Source text
= Beginning of Section =

Evidence-Based Medicine:

  • Define evidence-based medicine.
  • Describe evidence-based methodology.
  • List the types of evidence and their relative strengths.
  • Find and interpret evidence-based recommendations.
  • Read and interpret medical articles and discuss potential sources of bias.

Health Policy:

  • Describe the role of professional and public advocacy groups in the legislative process.
  • Discuss how health care laws are made and implemented.
  • Describe how health policy is formulated and implemented.

Advanced Competencies

Public Health

  • List and describe federal and state agencies, other than public health departments, that perform public health functions.
  • List and describe the functions of the major agencies in the U.S. Public Health Service.
  •  Analyze the epidemiology of a public health problem using epidemiological methods, biostatistics and community assessment methods.
    • Choose a study design based on the question asked and information available.
    • List and control for possible sources of bias in analyses.
  • Choose from an array of public health interventions those that have the best chance of success in specific situations.

= End of Section =

[Structured page parsing data]
= Beginning of Section =

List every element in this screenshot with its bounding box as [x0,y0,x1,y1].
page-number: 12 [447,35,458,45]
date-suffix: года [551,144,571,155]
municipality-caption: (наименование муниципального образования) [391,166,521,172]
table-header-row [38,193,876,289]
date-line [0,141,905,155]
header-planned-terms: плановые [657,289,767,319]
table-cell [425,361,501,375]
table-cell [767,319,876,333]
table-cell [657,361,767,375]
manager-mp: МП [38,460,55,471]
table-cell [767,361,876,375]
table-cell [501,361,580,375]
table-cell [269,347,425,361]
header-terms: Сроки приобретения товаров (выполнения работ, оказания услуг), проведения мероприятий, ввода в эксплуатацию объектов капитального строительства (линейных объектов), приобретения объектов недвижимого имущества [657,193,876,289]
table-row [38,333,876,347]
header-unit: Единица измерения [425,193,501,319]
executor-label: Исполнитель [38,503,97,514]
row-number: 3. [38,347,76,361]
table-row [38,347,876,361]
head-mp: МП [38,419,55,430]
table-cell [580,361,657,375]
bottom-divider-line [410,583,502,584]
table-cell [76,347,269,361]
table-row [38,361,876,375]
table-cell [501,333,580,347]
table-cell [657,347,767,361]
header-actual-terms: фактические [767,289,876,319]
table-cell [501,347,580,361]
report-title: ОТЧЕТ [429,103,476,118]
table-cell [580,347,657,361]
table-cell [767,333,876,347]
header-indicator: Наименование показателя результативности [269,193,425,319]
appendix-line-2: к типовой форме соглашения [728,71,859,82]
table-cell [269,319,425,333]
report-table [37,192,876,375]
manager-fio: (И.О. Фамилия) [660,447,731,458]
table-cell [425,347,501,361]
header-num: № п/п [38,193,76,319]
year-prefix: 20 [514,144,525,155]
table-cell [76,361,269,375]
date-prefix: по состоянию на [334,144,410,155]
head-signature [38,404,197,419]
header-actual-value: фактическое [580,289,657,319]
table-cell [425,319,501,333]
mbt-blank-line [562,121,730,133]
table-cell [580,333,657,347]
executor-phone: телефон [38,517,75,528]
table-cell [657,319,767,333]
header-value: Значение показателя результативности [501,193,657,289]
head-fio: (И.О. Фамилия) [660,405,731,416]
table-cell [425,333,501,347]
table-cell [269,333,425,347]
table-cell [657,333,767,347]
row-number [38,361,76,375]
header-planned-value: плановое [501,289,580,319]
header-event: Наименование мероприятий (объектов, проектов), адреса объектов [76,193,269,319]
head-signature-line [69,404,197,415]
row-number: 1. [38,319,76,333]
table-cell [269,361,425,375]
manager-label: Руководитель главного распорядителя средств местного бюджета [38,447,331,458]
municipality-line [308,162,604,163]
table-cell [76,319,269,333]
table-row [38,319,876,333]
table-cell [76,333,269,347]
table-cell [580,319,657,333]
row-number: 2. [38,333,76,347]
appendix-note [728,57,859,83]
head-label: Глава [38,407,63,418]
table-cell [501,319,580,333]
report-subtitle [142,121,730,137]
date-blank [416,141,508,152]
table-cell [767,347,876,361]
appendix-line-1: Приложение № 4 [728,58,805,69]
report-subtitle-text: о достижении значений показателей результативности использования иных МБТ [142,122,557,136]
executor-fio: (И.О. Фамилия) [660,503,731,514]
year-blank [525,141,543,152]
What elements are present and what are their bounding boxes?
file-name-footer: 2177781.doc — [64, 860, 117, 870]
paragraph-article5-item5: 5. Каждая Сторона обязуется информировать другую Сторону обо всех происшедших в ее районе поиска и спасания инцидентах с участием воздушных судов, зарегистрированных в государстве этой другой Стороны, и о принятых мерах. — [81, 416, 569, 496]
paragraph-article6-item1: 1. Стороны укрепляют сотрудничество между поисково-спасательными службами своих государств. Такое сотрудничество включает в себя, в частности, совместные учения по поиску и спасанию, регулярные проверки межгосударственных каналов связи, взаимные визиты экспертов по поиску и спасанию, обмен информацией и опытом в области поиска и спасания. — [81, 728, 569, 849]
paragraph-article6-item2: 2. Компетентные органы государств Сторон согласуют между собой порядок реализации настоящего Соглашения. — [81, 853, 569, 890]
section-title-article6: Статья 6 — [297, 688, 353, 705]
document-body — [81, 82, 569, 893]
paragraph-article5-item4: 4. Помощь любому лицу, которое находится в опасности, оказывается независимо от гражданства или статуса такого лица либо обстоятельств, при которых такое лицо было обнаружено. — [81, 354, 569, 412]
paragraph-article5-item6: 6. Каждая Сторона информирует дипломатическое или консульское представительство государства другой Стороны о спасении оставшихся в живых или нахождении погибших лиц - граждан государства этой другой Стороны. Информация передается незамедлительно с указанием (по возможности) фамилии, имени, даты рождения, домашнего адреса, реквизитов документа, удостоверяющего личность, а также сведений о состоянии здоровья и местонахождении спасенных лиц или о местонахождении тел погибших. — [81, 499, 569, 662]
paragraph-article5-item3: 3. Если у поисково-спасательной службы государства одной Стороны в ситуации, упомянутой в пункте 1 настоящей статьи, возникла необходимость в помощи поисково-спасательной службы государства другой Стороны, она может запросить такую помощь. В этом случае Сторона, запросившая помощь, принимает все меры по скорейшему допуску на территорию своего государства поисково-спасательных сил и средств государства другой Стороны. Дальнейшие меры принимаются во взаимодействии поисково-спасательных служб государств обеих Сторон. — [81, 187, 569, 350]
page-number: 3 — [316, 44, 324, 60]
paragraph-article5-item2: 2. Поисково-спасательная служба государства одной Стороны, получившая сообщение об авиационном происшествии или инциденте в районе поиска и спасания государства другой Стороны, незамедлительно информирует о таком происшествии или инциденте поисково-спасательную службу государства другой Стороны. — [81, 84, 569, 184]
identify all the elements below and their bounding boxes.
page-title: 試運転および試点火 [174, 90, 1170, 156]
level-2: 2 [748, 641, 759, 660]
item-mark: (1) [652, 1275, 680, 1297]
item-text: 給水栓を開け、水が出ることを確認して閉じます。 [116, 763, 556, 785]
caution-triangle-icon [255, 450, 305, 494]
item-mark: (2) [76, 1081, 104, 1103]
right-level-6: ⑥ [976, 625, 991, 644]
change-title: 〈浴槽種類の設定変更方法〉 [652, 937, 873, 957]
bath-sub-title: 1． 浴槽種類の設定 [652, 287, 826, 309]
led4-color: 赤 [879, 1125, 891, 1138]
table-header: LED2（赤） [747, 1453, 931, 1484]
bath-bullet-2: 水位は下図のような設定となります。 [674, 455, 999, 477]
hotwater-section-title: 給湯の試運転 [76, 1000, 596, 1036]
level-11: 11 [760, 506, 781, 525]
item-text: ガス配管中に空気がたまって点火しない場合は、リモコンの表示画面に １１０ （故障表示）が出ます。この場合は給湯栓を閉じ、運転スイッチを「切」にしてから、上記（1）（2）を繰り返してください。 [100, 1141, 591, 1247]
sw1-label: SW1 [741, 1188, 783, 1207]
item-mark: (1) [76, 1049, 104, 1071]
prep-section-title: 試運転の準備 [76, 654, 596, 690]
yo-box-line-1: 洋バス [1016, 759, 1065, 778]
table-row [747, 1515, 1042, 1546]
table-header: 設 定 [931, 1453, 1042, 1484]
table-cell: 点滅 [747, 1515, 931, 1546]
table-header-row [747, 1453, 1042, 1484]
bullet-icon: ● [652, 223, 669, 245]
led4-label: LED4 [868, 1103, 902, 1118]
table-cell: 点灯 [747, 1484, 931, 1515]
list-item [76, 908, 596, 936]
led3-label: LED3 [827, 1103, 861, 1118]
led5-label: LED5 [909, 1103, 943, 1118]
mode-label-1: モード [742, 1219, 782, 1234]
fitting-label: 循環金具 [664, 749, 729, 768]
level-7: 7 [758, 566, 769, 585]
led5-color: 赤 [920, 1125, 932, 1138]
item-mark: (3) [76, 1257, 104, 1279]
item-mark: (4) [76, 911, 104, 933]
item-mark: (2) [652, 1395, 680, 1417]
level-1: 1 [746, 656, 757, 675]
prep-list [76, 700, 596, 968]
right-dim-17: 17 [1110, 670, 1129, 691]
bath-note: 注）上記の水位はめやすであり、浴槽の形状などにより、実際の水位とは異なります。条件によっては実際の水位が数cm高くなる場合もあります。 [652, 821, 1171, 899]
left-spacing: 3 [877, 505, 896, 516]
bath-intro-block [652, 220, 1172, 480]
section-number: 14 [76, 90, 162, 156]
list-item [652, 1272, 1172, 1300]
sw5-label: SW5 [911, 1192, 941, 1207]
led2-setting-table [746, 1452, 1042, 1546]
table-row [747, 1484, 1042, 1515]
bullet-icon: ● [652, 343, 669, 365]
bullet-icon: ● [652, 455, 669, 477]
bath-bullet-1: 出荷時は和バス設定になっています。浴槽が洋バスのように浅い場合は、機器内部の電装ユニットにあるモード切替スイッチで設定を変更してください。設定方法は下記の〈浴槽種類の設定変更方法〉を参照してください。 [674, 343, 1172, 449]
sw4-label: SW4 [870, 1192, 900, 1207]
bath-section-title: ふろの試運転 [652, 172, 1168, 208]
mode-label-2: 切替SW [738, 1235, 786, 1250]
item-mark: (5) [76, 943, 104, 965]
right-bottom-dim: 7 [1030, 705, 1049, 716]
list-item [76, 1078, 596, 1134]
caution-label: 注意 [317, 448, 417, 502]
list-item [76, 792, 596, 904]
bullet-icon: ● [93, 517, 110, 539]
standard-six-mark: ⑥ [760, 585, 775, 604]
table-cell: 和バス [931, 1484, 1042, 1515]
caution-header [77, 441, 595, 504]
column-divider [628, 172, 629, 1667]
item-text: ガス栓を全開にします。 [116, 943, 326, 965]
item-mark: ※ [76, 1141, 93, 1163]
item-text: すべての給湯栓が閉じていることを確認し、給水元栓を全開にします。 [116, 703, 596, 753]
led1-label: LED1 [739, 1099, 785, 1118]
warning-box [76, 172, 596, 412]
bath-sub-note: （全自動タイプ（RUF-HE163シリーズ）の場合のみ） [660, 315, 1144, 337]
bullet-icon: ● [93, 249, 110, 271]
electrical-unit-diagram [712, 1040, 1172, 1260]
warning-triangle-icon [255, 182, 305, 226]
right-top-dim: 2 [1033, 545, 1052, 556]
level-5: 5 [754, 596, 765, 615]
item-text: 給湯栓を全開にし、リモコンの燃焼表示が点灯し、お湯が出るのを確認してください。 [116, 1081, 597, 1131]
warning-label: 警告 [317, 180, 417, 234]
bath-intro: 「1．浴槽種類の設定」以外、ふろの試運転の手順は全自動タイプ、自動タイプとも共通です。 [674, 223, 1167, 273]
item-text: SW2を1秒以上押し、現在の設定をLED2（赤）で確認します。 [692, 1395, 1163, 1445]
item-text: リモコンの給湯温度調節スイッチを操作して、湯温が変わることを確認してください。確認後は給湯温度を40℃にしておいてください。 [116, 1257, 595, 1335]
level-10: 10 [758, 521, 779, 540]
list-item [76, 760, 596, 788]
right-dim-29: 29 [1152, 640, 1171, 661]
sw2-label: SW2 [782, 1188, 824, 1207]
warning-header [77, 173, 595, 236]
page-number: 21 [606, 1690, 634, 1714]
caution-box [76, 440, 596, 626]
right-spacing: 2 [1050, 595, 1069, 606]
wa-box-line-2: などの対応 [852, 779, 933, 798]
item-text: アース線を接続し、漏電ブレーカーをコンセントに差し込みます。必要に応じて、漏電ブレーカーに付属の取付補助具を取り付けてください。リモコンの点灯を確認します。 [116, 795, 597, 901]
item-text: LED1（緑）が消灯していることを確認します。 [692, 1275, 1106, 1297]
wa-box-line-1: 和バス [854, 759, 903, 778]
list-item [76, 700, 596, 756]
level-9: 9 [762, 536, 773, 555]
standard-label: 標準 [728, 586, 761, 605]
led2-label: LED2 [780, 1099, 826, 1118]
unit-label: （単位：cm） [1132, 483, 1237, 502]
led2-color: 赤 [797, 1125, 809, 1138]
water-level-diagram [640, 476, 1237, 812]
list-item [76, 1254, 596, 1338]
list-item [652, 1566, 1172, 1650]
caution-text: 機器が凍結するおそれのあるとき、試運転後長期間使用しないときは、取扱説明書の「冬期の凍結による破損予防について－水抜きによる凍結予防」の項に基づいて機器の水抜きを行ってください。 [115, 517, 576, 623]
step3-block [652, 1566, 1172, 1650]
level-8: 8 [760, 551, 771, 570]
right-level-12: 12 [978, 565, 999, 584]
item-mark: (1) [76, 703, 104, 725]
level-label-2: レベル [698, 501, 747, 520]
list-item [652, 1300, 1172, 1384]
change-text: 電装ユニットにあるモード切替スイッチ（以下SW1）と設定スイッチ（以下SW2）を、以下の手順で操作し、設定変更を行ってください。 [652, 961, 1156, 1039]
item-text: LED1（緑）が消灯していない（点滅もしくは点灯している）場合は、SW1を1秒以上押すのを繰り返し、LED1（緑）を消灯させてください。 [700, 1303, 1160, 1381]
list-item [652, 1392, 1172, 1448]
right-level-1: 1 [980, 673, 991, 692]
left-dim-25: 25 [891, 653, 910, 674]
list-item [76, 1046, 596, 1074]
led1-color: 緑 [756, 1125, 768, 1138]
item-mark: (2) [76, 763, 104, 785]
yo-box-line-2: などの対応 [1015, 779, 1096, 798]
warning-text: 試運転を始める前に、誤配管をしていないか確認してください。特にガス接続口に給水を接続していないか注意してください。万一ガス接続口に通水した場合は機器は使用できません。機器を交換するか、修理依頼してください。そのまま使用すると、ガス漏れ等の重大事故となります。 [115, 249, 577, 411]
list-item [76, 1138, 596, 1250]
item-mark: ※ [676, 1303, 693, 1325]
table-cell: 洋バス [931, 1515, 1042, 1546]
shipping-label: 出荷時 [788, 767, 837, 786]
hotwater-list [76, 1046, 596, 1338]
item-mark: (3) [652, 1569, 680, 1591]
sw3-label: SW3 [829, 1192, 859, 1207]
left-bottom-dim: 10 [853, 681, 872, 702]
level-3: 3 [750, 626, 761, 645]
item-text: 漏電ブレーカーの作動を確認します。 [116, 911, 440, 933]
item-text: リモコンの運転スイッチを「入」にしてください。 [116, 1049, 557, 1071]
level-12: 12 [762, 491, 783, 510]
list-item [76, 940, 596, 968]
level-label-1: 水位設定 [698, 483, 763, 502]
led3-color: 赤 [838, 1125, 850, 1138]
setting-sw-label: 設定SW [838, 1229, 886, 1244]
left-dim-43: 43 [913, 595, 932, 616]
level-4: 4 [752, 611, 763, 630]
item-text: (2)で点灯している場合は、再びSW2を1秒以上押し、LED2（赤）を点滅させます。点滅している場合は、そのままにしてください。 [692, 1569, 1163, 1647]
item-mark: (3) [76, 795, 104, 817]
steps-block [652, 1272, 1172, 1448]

= End of Section =

Could you pick up the competency list on evidence-based medicine, health policy and public health after its last line and carry it further?

  • Design an intervention to address a specific community public health problem.
  • Assess the impact of a public health intervention.
  • Demonstrate how to conduct a community needs assessment.
  • Examine the roles of physicians in large scale community disasters and contrast the types of responses needed for the most common types of disasters.
  • Describe the array of public health careers available to physicians.
  • Describe how public health controls the major infectious disease threats to communities.
  • Describe how public health controls the major chronic disease threats to communities.
  • Describe how public health controls the major environmental threats to communities.

Preventive Medicine

  • Evaluate the costs and benefits of prevention interventions.
  • Communicate the risk of adverse effects of environmental exposures compared to other health risks.
  • Construct an evidence-based clinical prevention guideline.

Health Systems

  • Discuss problems with the medical liability system and list and describe proposals for reform.
  • Describe the number of uninsured and discuss the reasons for this persistent problem.

Evidence-Based Medicine

  • List the types and strengths of medical evidence and demonstrate how these should influence evidence-based recommendations.
  • Conduct an evidence-based analysis of a proposed intervention.

Health Policy

  • Formulate potential policy solutions to a defined problem using the public health literature and experiences of others, describe potential stakeholders and list potential unanticipated consequences.
  • Describe the legislative and administrative processes needed to implement a policy option.
  • Describe proposals to address the problem of the ininsurered.